[Stored entries]
━━━━━━━━

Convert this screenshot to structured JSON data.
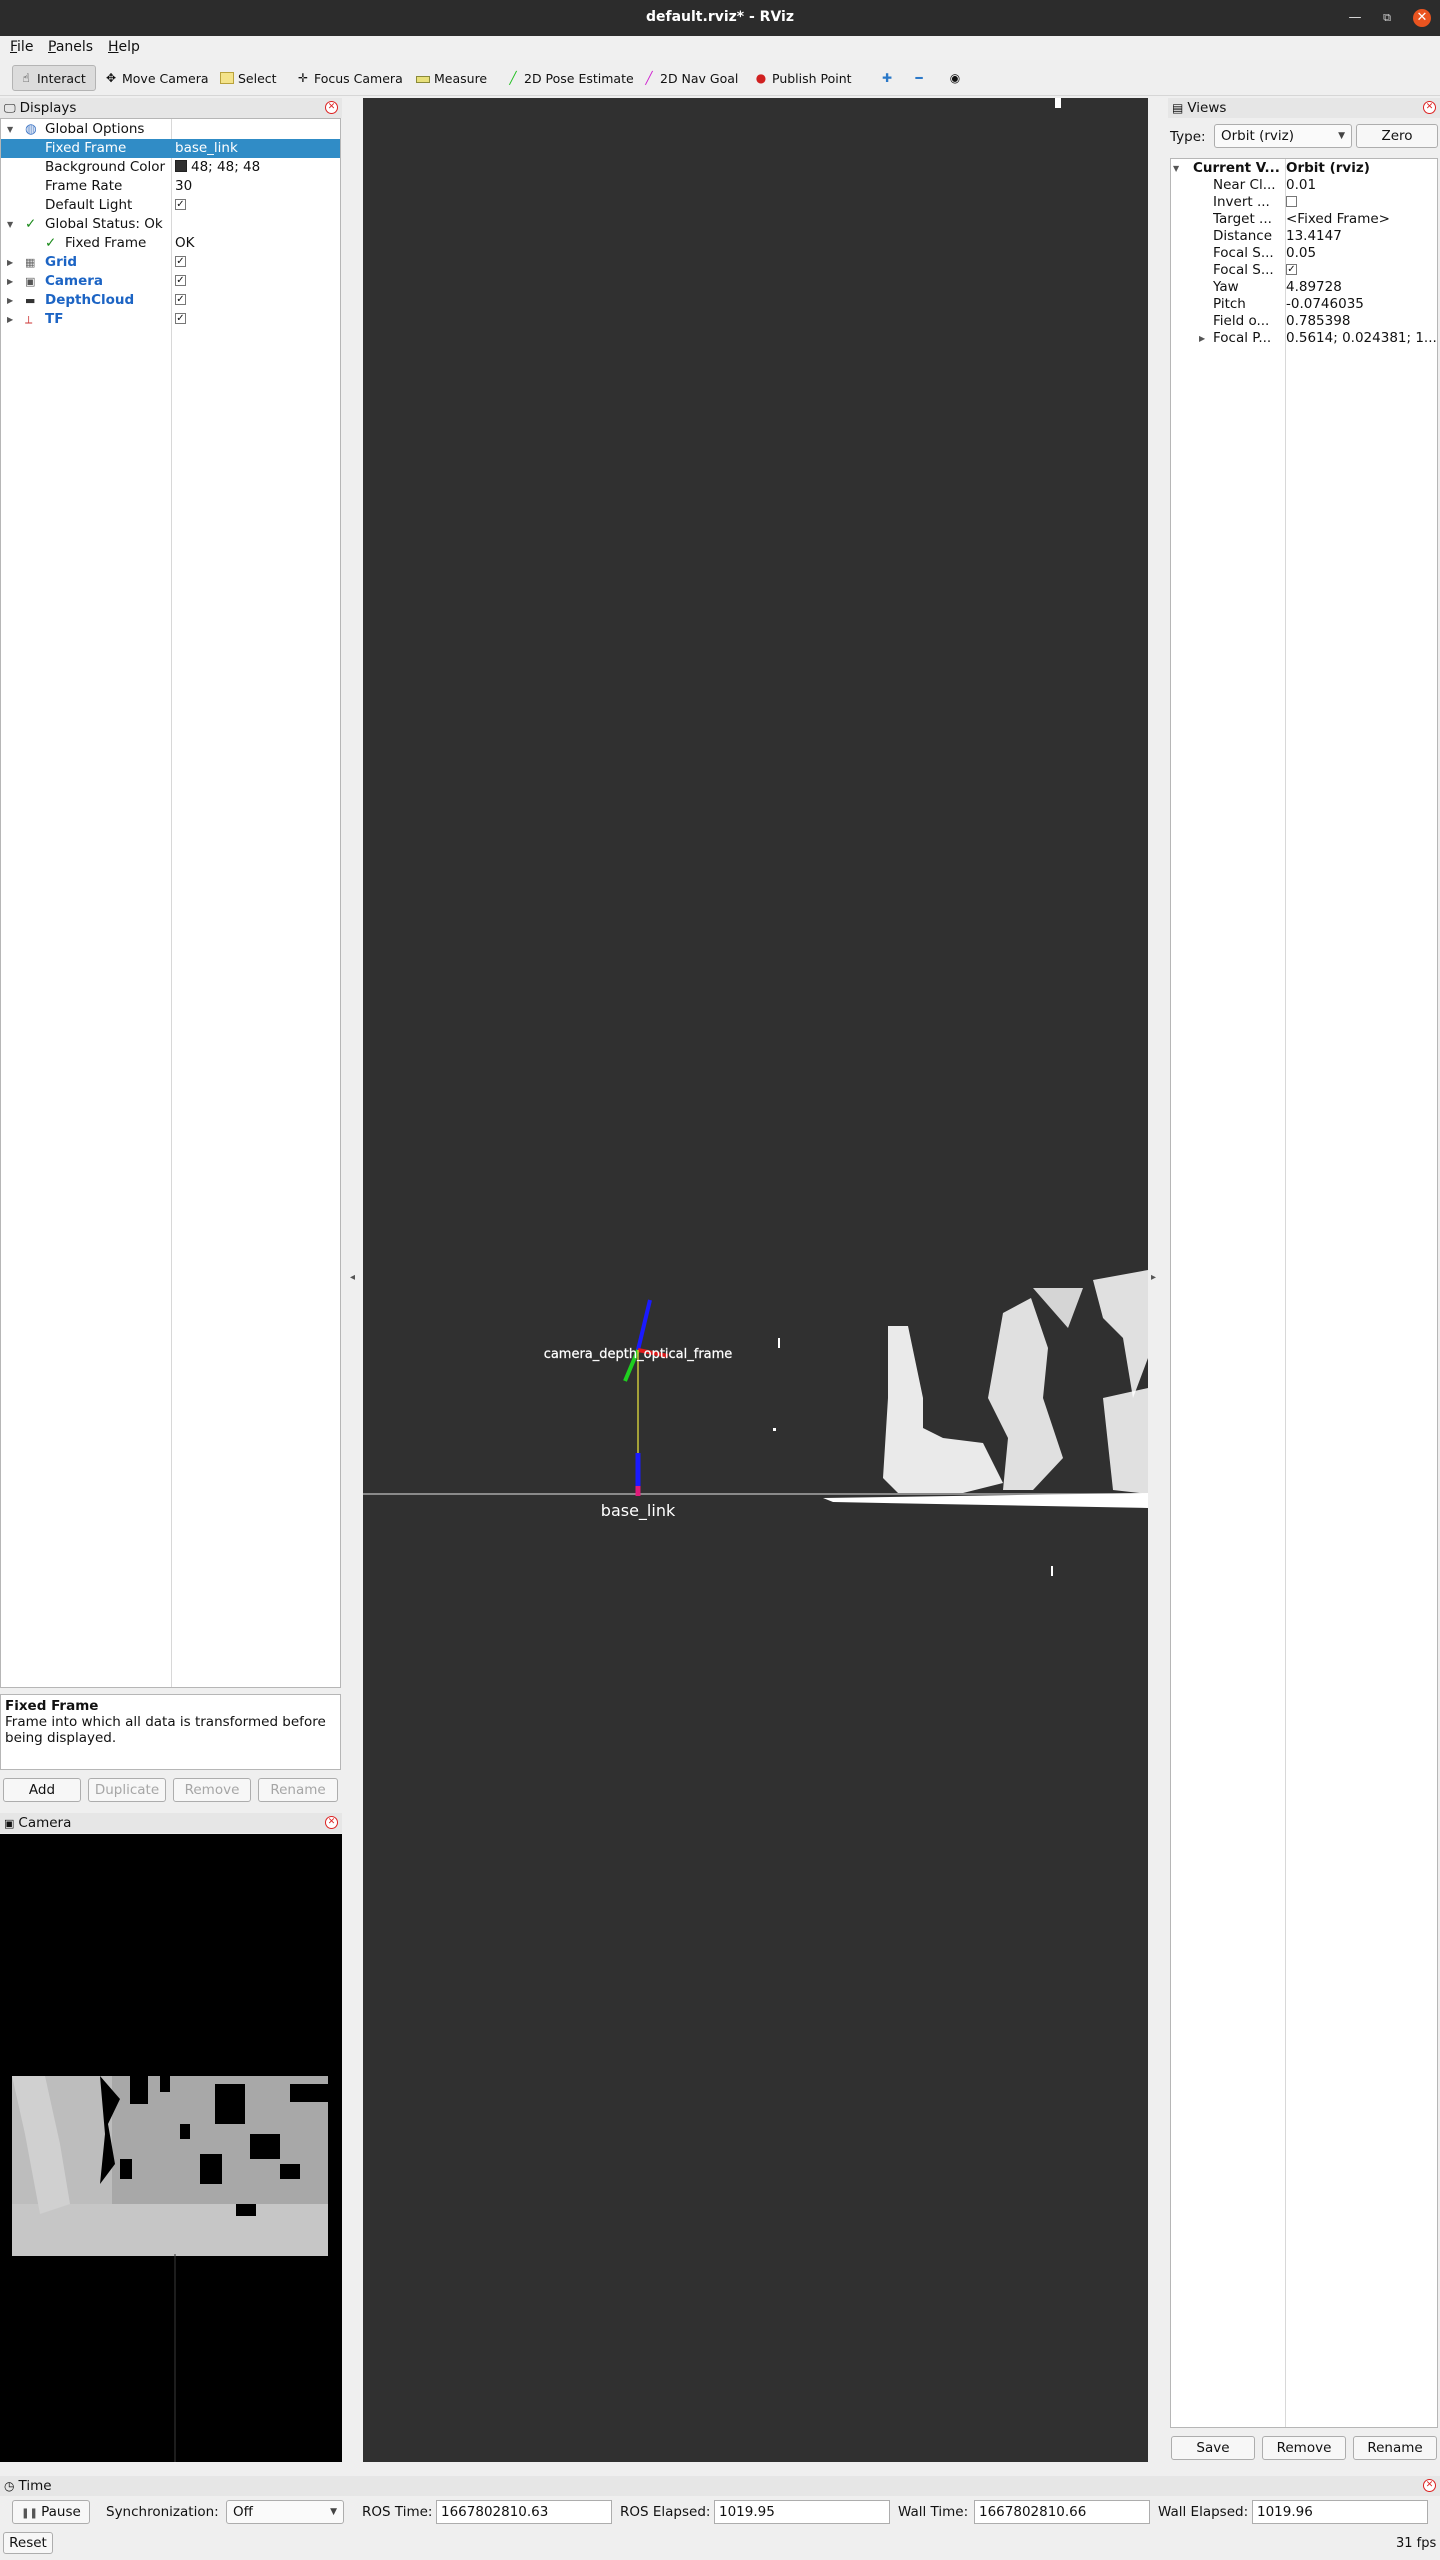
{
  "window": {
    "title": "default.rviz* - RViz"
  },
  "menu": [
    "File",
    "Panels",
    "Help"
  ],
  "toolbar": {
    "tools": [
      "Interact",
      "Move Camera",
      "Select",
      "Focus Camera",
      "Measure",
      "2D Pose Estimate",
      "2D Nav Goal",
      "Publish Point"
    ]
  },
  "displays": {
    "title": "Displays",
    "rows": [
      {
        "label": "Global Options",
        "value": ""
      },
      {
        "label": "Fixed Frame",
        "value": "base_link"
      },
      {
        "label": "Background Color",
        "value": "48; 48; 48"
      },
      {
        "label": "Frame Rate",
        "value": "30"
      },
      {
        "label": "Default Light",
        "value": ""
      },
      {
        "label": "Global Status: Ok",
        "value": ""
      },
      {
        "label": "Fixed Frame",
        "value": "OK"
      },
      {
        "label": "Grid",
        "value": ""
      },
      {
        "label": "Camera",
        "value": ""
      },
      {
        "label": "DepthCloud",
        "value": ""
      },
      {
        "label": "TF",
        "value": ""
      }
    ],
    "description_title": "Fixed Frame",
    "description_text": "Frame into which all data is transformed before being displayed.",
    "buttons": [
      "Add",
      "Duplicate",
      "Remove",
      "Rename"
    ]
  },
  "camera_panel": {
    "title": "Camera"
  },
  "viewport": {
    "frame_label_base": "base_link",
    "frame_label_camera": "camera_depth_optical_frame",
    "background_color": "#303030"
  },
  "views": {
    "title": "Views",
    "type_label": "Type:",
    "type_value": "Orbit (rviz)",
    "zero_label": "Zero",
    "rows": [
      {
        "label": "Current V...",
        "value": "Orbit (rviz)"
      },
      {
        "label": "Near Cl...",
        "value": "0.01"
      },
      {
        "label": "Invert ...",
        "value": ""
      },
      {
        "label": "Target ...",
        "value": "<Fixed Frame>"
      },
      {
        "label": "Distance",
        "value": "13.4147"
      },
      {
        "label": "Focal S...",
        "value": "0.05"
      },
      {
        "label": "Focal S...",
        "value": ""
      },
      {
        "label": "Yaw",
        "value": "4.89728"
      },
      {
        "label": "Pitch",
        "value": "-0.0746035"
      },
      {
        "label": "Field o...",
        "value": "0.785398"
      },
      {
        "label": "Focal P...",
        "value": "0.5614; 0.024381; 1...."
      }
    ],
    "buttons": [
      "Save",
      "Remove",
      "Rename"
    ]
  },
  "time": {
    "title": "Time",
    "pause_label": "Pause",
    "sync_label": "Synchronization:",
    "sync_value": "Off",
    "ros_time_label": "ROS Time:",
    "ros_time_value": "1667802810.63",
    "ros_elapsed_label": "ROS Elapsed:",
    "ros_elapsed_value": "1019.95",
    "wall_time_label": "Wall Time:",
    "wall_time_value": "1667802810.66",
    "wall_elapsed_label": "Wall Elapsed:",
    "wall_elapsed_value": "1019.96",
    "reset_label": "Reset",
    "fps": "31 fps"
  },
  "colors": {
    "accent": "#308cc6",
    "title_bar": "#2c2c2c",
    "close": "#e95420"
  }
}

━━━━━━━━

What is the number of lines above that contain the string "data"? Answer with the number alone.

2